Le PETM est détecté dès les années 1970 lorsque les scientifiques observent dans les archives géologiques une forte anomalie du rapport entre les isotopes stables du carbone (notamment entre le 12C et le 13C) indiquant que l’atmosphère de l’époque a subi un apport très important de gaz carbonique et de méthane d’origine fossile. Les causes de ce bouleversement font encore débat. Les hypothèses actuelles évoquent l’impact d’une météorite et les effets d’une intense activité volcanique dans les profondeurs de l’Atlantique Nord qui auraient déstabilisé des hydrates de méthane, ces «glaçons» de méthane stables sous certaines conditions de pression et de température qui, en dégazant, auraient libéré leur gaz à effet de serre. À cela s’ajoute une possible fonte soudaine et importante du permafrost, ou encore l’injection de magmas dans les sédiments organiques de la bordure ouest de la Norvège.

Les scientifiques ignorent par contre pourquoi il a fallu entre 100 000 et 200 000 ans avant que le PETM s’éteigne. Il existe une série de mécanismes naturels qui permettent de recapturer le gaz carbonique et de l’extraire de l’atmosphère mais leur mise en œuvre reste, pour l’heure, méconnue.

Des eaux à 36°C
Quoi qu’il en soit, la perturbation atmosphérique a des conséquences spectaculaires. Des palmiers poussent au pôle Nord et certaines espèces de plancton marin normalement restreintes aux eaux tropicales, comme le dinoflagellé Apectodinium, se répandent soudainement sur toute la surface du globe. Ailleurs, la température des eaux de surface atteint par endroits presque 36 degrés, un niveau létal pour de nombreux organismes. Des espèces de foraminifères benthiques, vivant au fond des mers et des océans, disparaissent et on observe un important renouvellement de la faune de mammifères terrestres au cours duquel émerge un bon nombre des principaux ordres de mammifères actuels, dont celui des primates.

**Enregistrements extraits**
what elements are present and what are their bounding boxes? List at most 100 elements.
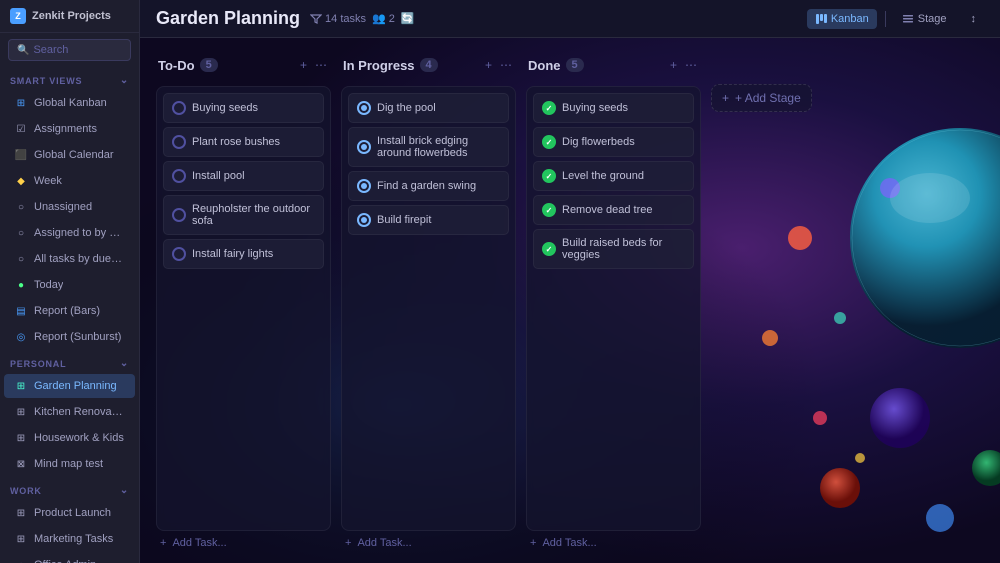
add-task-icon: + [345,537,351,549]
add-task-row[interactable]: + Add Task... [156,531,331,551]
task-label: Reupholster the outdoor sofa [192,203,315,227]
sidebar-item-unassigned[interactable]: ○ Unassigned [4,195,135,219]
table-row[interactable]: Install brick edging around flowerbeds [348,127,509,167]
task-label: Remove dead tree [562,204,653,216]
sidebar-item-kitchen-renovation[interactable]: ⊞ Kitchen Renovation [4,400,135,424]
stage-view-button[interactable]: Stage [894,9,955,29]
sidebar-item-housework-kids[interactable]: ⊞ Housework & Kids [4,426,135,450]
collapse-personal-icon[interactable]: ⌄ [120,358,129,369]
sidebar-item-global-calendar[interactable]: ⬛ Global Calendar [4,143,135,167]
filter-icon [310,13,322,25]
table-row[interactable]: Build firepit [348,205,509,235]
table-row[interactable]: Buying seeds [533,93,694,123]
search-bar[interactable]: 🔍 [8,39,131,61]
unassigned-icon: ○ [14,200,28,214]
sidebar-item-week[interactable]: ◆ Week [4,169,135,193]
housework-icon: ⊞ [14,431,28,445]
kanban-view-button[interactable]: Kanban [807,9,877,29]
office-icon: ○ [14,558,28,563]
task-label: Dig flowerbeds [562,136,635,148]
table-row[interactable]: Buying seeds [163,93,324,123]
sidebar-item-mind-map[interactable]: ⊠ Mind map test [4,452,135,476]
all-tasks-icon: ○ [14,252,28,266]
task-status-circle [542,242,556,256]
table-row[interactable]: Build raised beds for veggies [533,229,694,269]
sidebar-item-product-launch[interactable]: ⊞ Product Launch [4,501,135,525]
smart-views-header: SMART VIEWS ⌄ [0,67,139,90]
in-progress-column-actions: + ⋯ [483,56,514,74]
task-label: Find a garden swing [377,180,476,192]
table-row[interactable]: Find a garden swing [348,171,509,201]
todo-column-actions: + ⋯ [298,56,329,74]
person-count-badge[interactable]: 👥 2 [372,12,395,25]
sidebar-item-assigned-due-date[interactable]: ○ Assigned to by Due Date [4,221,135,245]
add-stage-button[interactable]: + + Add Stage [711,84,812,112]
add-task-label: Add Task... [357,537,411,549]
sidebar-item-marketing-tasks[interactable]: ⊞ Marketing Tasks [4,527,135,551]
table-row[interactable]: Reupholster the outdoor sofa [163,195,324,235]
add-task-row-done[interactable]: + Add Task... [526,531,701,551]
sidebar-item-all-tasks[interactable]: ○ All tasks by due date w/o completed [4,247,135,271]
today-icon: ● [14,278,28,292]
sidebar-item-today[interactable]: ● Today [4,273,135,297]
in-progress-add-button[interactable]: + [483,56,494,74]
add-task-icon: + [160,537,166,549]
sort-button[interactable]: ↕ [963,9,985,29]
table-row[interactable]: Install pool [163,161,324,191]
main-content: Garden Planning 14 tasks 👥 2 🔄 Kanban [140,0,1000,563]
todo-add-button[interactable]: + [298,56,309,74]
search-input[interactable] [33,44,122,56]
add-task-label: Add Task... [542,537,596,549]
task-label: Install fairy lights [192,248,273,260]
add-stage-icon: + [722,91,729,105]
filter-badge[interactable]: 14 tasks [310,13,366,25]
done-column-actions: + ⋯ [668,56,699,74]
collapse-smart-views-icon[interactable]: ⌄ [120,75,129,86]
done-menu-button[interactable]: ⋯ [683,56,699,74]
in-progress-menu-button[interactable]: ⋯ [498,56,514,74]
kanban-view-icon [815,13,827,25]
task-status-circle [542,203,556,217]
add-task-row-inprogress[interactable]: + Add Task... [341,531,516,551]
add-task-label: Add Task... [172,537,226,549]
sidebar-item-report-sunburst[interactable]: ◎ Report (Sunburst) [4,325,135,349]
table-row[interactable]: Remove dead tree [533,195,694,225]
task-status-circle [172,208,186,222]
sidebar-item-office-admin[interactable]: ○ Office Admin [4,553,135,563]
task-status-circle [542,135,556,149]
garden-icon: ⊞ [14,379,28,393]
in-progress-column-body: Dig the pool Install brick edging around… [341,86,516,531]
task-label: Plant rose bushes [192,136,280,148]
todo-count: 5 [200,58,218,72]
kitchen-icon: ⊞ [14,405,28,419]
sidebar-item-garden-planning[interactable]: ⊞ Garden Planning [4,374,135,398]
search-icon: 🔍 [17,45,29,56]
stage-view-icon [902,13,914,25]
todo-menu-button[interactable]: ⋯ [313,56,329,74]
table-row[interactable]: Plant rose bushes [163,127,324,157]
table-row[interactable]: Install fairy lights [163,239,324,269]
table-row[interactable]: Dig the pool [348,93,509,123]
done-column-title: Done 5 [528,58,584,73]
sidebar-item-report-bars[interactable]: ▤ Report (Bars) [4,299,135,323]
table-row[interactable]: Dig flowerbeds [533,127,694,157]
kanban-icon: ⊞ [14,96,28,110]
column-todo: To-Do 5 + ⋯ Buying seeds Plant rose bush… [156,50,331,551]
todo-column-header: To-Do 5 + ⋯ [156,50,331,80]
task-status-circle [542,169,556,183]
table-row[interactable]: Level the ground [533,161,694,191]
task-status-circle [172,135,186,149]
done-add-button[interactable]: + [668,56,679,74]
task-status-circle [172,169,186,183]
work-header: WORK ⌄ [0,477,139,500]
todo-column-title: To-Do 5 [158,58,218,73]
task-status-circle [172,247,186,261]
task-label: Build raised beds for veggies [562,237,685,261]
main-header: Garden Planning 14 tasks 👥 2 🔄 Kanban [140,0,1000,38]
refresh-badge[interactable]: 🔄 [401,12,415,25]
sidebar-item-assignments[interactable]: ☑ Assignments [4,117,135,141]
sidebar-item-global-kanban[interactable]: ⊞ Global Kanban [4,91,135,115]
task-label: Level the ground [562,170,644,182]
collapse-work-icon[interactable]: ⌄ [120,485,129,496]
in-progress-column-title: In Progress 4 [343,58,438,73]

**Consigne**
Rédigez la suite du texte consacré au PETM, en reprenant juste après sa dernière phrase.

**Résultat**
À ces conséquences déjà connues s’ajoutent désormais celles que l’étude genevoise vient d’identifier. L’équipe de scientifiques s’est pour cela penchée sur l’analyse de sédiments prélevés dans le golfe du Mexique. Ce bassin fait office de réceptacle géant dans lequel se déverse le matériel érodé et transporté par des cours d’eau du continent nord-américain tels que le Rio Grande ou le Mississippi depuis des dizaines de millions d’années. Grâce à la collaboration d’une entreprise pétrolière, les géologues ont pu bénéficier d’un échantillon de grande qualité extrait d’un forage réalisé à une profondeur de plus de 8 kilomètres. Sur les 543 mètres que mesure cette carotte, l’enregistrement sédimentaire du PETM en occupe 180, ce qui en fait l’archive géologique la plus complète du monde sur cette période.

La surprise vient du fait que l’enregistrement révèle d’abord une importante couche d’argile, recouverte par une couche de sable, alors que les scientifiques s’attendaient à un résultat inverse. «Nous pensions que le réchauffement climatique aurait comme effet une augmentation des précipitations qui, à leur tour, auraient entraîné une plus grande érosion des montagnes et des reliefs et donc une production plus importante de sable relativement grossier charrié vers l’océan, explique Sébastien Castelltort. En réalité, ce sont les argiles qui ont été apportées en premier, c’est-à-dire la boue ou le limon, enfin tout le matériel très fin qui, au gré des crues, se dépose sur les berges et, plus largement, forme ces grandes plaines qui entourent les cours d’eau. Cette constatation nous a permis d’établir que ce n’est pas tant le taux annuel des précipitations qui a augmenté que leur saisonnalité et leur intensité. La pluie est tombée de manière plus concentrée durant des événements plus extrêmes.»

Décor de galets
La conséquence de ce changement de régime est une mobilité accrue des chenaux fluviaux. Les cours d’eau sortent de leur lit et en forment plus souvent de nouveaux, creusant à chaque fois leur chemin dans l’argile des plaines alluviales et emportant en masse ce matériel fin vers les profondeurs de ce qui sera plus tard le golfe du Mexique. En provoquant la mise en suspension dans l’eau des particules d’argile, ce phénomène s’accompagne d’une turbidité de l’océan qui s’avère néfaste pour la faune et la flore marines, notamment pour les foraminifères et les coraux.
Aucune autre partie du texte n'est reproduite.